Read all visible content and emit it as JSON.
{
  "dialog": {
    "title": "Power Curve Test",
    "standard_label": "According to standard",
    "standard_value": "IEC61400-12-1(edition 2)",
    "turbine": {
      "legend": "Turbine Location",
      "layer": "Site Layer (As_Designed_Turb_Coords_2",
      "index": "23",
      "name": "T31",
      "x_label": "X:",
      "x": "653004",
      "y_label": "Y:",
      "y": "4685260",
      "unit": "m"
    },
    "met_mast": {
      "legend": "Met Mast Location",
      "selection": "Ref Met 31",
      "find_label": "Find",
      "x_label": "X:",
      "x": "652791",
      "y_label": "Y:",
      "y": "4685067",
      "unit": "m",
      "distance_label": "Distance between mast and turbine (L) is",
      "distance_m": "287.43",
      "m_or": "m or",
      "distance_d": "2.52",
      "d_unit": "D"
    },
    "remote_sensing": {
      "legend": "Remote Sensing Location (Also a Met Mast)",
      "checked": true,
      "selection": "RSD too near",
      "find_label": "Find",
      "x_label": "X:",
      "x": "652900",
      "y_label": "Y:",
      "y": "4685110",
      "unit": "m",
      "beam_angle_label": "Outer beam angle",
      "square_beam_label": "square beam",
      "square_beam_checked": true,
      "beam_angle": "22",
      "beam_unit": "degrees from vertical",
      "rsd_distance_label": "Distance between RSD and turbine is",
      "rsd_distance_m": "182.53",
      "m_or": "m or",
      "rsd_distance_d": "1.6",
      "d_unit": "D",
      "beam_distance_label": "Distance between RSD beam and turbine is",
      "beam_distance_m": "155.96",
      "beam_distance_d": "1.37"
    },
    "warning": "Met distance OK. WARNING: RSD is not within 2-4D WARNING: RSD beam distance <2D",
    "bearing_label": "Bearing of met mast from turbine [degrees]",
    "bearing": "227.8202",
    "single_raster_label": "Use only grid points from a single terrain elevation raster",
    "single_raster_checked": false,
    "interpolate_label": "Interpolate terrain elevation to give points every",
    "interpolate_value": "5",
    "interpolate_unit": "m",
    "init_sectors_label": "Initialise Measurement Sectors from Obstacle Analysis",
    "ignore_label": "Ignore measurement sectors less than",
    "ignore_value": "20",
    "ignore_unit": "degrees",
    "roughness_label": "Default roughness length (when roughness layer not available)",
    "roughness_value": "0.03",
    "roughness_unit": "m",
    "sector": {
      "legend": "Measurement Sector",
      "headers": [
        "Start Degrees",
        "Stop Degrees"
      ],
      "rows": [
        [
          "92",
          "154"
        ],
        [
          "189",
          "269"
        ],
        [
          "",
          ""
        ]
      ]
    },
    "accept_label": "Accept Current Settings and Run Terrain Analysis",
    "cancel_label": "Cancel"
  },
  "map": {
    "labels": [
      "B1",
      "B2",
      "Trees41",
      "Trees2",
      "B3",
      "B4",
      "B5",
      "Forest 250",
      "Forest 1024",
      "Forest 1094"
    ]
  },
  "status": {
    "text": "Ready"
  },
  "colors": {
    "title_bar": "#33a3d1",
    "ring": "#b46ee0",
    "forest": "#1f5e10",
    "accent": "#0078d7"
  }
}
:::::
_Instructions for the task_.
Using the records above, copy each line that contains "legend".

_Task response_.
      "legend": "Turbine Location",
      "legend": "Met Mast Location",
      "legend": "Remote Sensing Location (Also a Met Mast)",
      "legend": "Measurement Sector",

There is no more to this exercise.